> **What needs to be done**
Write out the listing in full, matching it word for word.

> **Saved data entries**
--- START ---

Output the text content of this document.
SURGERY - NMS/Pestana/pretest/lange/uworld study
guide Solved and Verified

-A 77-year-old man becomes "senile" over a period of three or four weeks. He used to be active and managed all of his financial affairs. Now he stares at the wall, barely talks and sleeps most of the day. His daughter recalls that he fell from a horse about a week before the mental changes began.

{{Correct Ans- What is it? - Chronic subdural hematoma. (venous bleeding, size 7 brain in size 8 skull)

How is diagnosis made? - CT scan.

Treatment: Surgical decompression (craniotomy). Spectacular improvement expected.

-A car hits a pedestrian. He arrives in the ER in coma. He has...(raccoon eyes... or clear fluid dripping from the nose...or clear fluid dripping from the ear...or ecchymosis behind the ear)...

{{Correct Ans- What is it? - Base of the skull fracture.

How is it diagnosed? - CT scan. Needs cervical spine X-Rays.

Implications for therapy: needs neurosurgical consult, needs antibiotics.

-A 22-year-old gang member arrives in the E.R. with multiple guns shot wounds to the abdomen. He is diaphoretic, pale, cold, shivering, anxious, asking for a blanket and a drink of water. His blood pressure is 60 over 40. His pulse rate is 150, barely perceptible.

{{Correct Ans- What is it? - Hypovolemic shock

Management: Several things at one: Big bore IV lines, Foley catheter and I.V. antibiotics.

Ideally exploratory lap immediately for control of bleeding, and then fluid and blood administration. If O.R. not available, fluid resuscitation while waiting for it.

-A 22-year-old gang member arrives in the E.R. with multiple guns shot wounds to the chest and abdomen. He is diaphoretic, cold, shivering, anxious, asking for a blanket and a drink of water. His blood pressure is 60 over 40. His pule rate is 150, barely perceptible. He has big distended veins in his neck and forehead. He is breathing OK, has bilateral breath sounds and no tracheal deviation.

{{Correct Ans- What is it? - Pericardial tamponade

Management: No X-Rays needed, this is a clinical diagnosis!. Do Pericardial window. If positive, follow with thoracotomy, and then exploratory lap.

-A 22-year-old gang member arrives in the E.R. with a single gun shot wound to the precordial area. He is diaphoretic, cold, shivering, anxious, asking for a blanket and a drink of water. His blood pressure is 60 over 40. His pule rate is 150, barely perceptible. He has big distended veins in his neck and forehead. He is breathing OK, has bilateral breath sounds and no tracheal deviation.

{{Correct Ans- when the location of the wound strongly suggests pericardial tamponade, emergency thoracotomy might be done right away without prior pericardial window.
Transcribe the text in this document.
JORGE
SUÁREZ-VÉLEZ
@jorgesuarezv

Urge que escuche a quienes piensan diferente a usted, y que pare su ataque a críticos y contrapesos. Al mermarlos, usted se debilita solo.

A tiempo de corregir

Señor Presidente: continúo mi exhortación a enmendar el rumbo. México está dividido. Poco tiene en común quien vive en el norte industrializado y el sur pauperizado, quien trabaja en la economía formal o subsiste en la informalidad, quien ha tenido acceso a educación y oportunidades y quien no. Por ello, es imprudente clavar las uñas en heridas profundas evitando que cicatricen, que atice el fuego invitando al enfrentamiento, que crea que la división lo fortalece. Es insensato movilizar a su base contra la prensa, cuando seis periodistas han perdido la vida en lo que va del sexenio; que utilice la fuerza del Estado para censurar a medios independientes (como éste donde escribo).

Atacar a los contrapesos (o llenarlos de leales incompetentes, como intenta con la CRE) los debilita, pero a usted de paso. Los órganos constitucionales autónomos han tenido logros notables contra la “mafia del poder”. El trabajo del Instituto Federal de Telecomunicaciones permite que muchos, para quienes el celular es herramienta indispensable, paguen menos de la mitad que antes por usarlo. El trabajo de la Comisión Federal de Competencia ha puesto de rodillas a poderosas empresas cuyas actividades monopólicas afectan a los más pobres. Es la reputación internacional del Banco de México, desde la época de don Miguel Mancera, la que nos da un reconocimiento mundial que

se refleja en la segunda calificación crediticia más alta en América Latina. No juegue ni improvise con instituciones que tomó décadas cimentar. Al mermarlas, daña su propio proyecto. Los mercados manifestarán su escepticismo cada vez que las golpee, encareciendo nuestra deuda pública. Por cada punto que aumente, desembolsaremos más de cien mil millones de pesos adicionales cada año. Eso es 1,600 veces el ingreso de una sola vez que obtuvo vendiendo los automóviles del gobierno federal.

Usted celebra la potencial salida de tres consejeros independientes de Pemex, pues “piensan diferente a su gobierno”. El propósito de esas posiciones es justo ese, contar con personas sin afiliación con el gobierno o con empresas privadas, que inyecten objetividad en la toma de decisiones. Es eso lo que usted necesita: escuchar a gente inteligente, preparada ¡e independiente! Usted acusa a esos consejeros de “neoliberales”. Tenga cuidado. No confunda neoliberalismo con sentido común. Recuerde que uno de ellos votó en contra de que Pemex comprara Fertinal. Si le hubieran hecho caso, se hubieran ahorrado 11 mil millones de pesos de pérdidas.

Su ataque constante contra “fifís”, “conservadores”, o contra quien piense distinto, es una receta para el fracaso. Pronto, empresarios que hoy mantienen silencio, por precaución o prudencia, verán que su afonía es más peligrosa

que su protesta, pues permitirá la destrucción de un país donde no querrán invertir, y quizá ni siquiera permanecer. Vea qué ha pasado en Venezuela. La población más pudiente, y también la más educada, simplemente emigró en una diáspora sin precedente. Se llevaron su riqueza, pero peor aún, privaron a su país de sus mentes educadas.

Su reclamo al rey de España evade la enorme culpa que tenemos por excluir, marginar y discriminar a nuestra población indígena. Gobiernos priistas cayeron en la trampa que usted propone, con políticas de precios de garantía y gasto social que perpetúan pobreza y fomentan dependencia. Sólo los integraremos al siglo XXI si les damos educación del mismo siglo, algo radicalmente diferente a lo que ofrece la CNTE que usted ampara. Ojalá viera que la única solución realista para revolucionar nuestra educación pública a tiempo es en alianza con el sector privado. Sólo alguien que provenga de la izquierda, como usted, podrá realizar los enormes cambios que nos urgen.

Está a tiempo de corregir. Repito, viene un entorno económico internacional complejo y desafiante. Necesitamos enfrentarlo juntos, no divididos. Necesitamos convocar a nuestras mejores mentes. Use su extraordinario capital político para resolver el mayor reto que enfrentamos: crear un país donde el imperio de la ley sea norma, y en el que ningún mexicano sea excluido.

--- END ---

> **Response**
Output the text content of this document.
SURGERY - NMS/Pestana/pretest/lange/uworld study
guide Solved and Verified

-A 77-year-old man becomes "senile" over a period of three or four weeks. He used to be active and managed all of his financial affairs. Now he stares at the wall, barely talks and sleeps most of the day. His daughter recalls that he fell from a horse about a week before the mental changes began.

{{Correct Ans- What is it? - Chronic subdural hematoma. (venous bleeding, size 7 brain in size 8 skull)

How is diagnosis made? - CT scan.

Treatment: Surgical decompression (craniotomy). Spectacular improvement expected.

-A car hits a pedestrian. He arrives in the ER in coma. He has...(raccoon eyes... or clear fluid dripping from the nose...or clear fluid dripping from the ear...or ecchymosis behind the ear)...

{{Correct Ans- What is it? - Base of the skull fracture.

How is it diagnosed? - CT scan. Needs cervical spine X-Rays.

Implications for therapy: needs neurosurgical consult, needs antibiotics.

-A 22-year-old gang member arrives in the E.R. with multiple guns shot wounds to the abdomen. He is diaphoretic, pale, cold, shivering, anxious, asking for a blanket and a drink of water. His blood pressure is 60 over 40. His pulse rate is 150, barely perceptible.

{{Correct Ans- What is it? - Hypovolemic shock

Management: Several things at one: Big bore IV lines, Foley catheter and I.V. antibiotics.

Ideally exploratory lap immediately for control of bleeding, and then fluid and blood administration. If O.R. not available, fluid resuscitation while waiting for it.

-A 22-year-old gang member arrives in the E.R. with multiple guns shot wounds to the chest and abdomen. He is diaphoretic, cold, shivering, anxious, asking for a blanket and a drink of water. His blood pressure is 60 over 40. His pule rate is 150, barely perceptible. He has big distended veins in his neck and forehead. He is breathing OK, has bilateral breath sounds and no tracheal deviation.

{{Correct Ans- What is it? - Pericardial tamponade

Management: No X-Rays needed, this is a clinical diagnosis!. Do Pericardial window. If positive, follow with thoracotomy, and then exploratory lap.

-A 22-year-old gang member arrives in the E.R. with a single gun shot wound to the precordial area. He is diaphoretic, cold, shivering, anxious, asking for a blanket and a drink of water. His blood pressure is 60 over 40. His pule rate is 150, barely perceptible. He has big distended veins in his neck and forehead. He is breathing OK, has bilateral breath sounds and no tracheal deviation.

{{Correct Ans- when the location of the wound strongly suggests pericardial tamponade, emergency thoracotomy might be done right away without prior pericardial window.
Transcribe the text in this document.
JORGE
SUÁREZ-VÉLEZ
@jorgesuarezv

Urge que escuche a quienes piensan diferente a usted, y que pare su ataque a críticos y contrapesos. Al mermarlos, usted se debilita solo.

A tiempo de corregir

Señor Presidente: continúo mi exhortación a enmendar el rumbo. México está dividido. Poco tiene en común quien vive en el norte industrializado y el sur pauperizado, quien trabaja en la economía formal o subsiste en la informalidad, quien ha tenido acceso a educación y oportunidades y quien no. Por ello, es imprudente clavar las uñas en heridas profundas evitando que cicatricen, que atice el fuego invitando al enfrentamiento, que crea que la división lo fortalece. Es insensato movilizar a su base contra la prensa, cuando seis periodistas han perdido la vida en lo que va del sexenio; que utilice la fuerza del Estado para censurar a medios independientes (como éste donde escribo).

Atacar a los contrapesos (o llenarlos de leales incompetentes, como intenta con la CRE) los debilita, pero a usted de paso. Los órganos constitucionales autónomos han tenido logros notables contra la “mafia del poder”. El trabajo del Instituto Federal de Telecomunicaciones permite que muchos, para quienes el celular es herramienta indispensable, paguen menos de la mitad que antes por usarlo. El trabajo de la Comisión Federal de Competencia ha puesto de rodillas a poderosas empresas cuyas actividades monopólicas afectan a los más pobres. Es la reputación internacional del Banco de México, desde la época de don Miguel Mancera, la que nos da un reconocimiento mundial que

se refleja en la segunda calificación crediticia más alta en América Latina. No juegue ni improvise con instituciones que tomó décadas cimentar. Al mermarlas, daña su propio proyecto. Los mercados manifestarán su escepticismo cada vez que las golpee, encareciendo nuestra deuda pública. Por cada punto que aumente, desembolsaremos más de cien mil millones de pesos adicionales cada año. Eso es 1,600 veces el ingreso de una sola vez que obtuvo vendiendo los automóviles del gobierno federal.

Usted celebra la potencial salida de tres consejeros independientes de Pemex, pues “piensan diferente a su gobierno”. El propósito de esas posiciones es justo ese, contar con personas sin afiliación con el gobierno o con empresas privadas, que inyecten objetividad en la toma de decisiones. Es eso lo que usted necesita: escuchar a gente inteligente, preparada ¡e independiente! Usted acusa a esos consejeros de “neoliberales”. Tenga cuidado. No confunda neoliberalismo con sentido común. Recuerde que uno de ellos votó en contra de que Pemex comprara Fertinal. Si le hubieran hecho caso, se hubieran ahorrado 11 mil millones de pesos de pérdidas.

Su ataque constante contra “fifís”, “conservadores”, o contra quien piense distinto, es una receta para el fracaso. Pronto, empresarios que hoy mantienen silencio, por precaución o prudencia, verán que su afonía es más peligrosa

que su protesta, pues permitirá la destrucción de un país donde no querrán invertir, y quizá ni siquiera permanecer. Vea qué ha pasado en Venezuela. La población más pudiente, y también la más educada, simplemente emigró en una diáspora sin precedente. Se llevaron su riqueza, pero peor aún, privaron a su país de sus mentes educadas.

Su reclamo al rey de España evade la enorme culpa que tenemos por excluir, marginar y discriminar a nuestra población indígena. Gobiernos priistas cayeron en la trampa que usted propone, con políticas de precios de garantía y gasto social que perpetúan pobreza y fomentan dependencia. Sólo los integraremos al siglo XXI si les damos educación del mismo siglo, algo radicalmente diferente a lo que ofrece la CNTE que usted ampara. Ojalá viera que la única solución realista para revolucionar nuestra educación pública a tiempo es en alianza con el sector privado. Sólo alguien que provenga de la izquierda, como usted, podrá realizar los enormes cambios que nos urgen.

Está a tiempo de corregir. Repito, viene un entorno económico internacional complejo y desafiante. Necesitamos enfrentarlo juntos, no divididos. Necesitamos convocar a nuestras mejores mentes. Use su extraordinario capital político para resolver el mayor reto que enfrentamos: crear un país donde el imperio de la ley sea norma, y en el que ningún mexicano sea excluido.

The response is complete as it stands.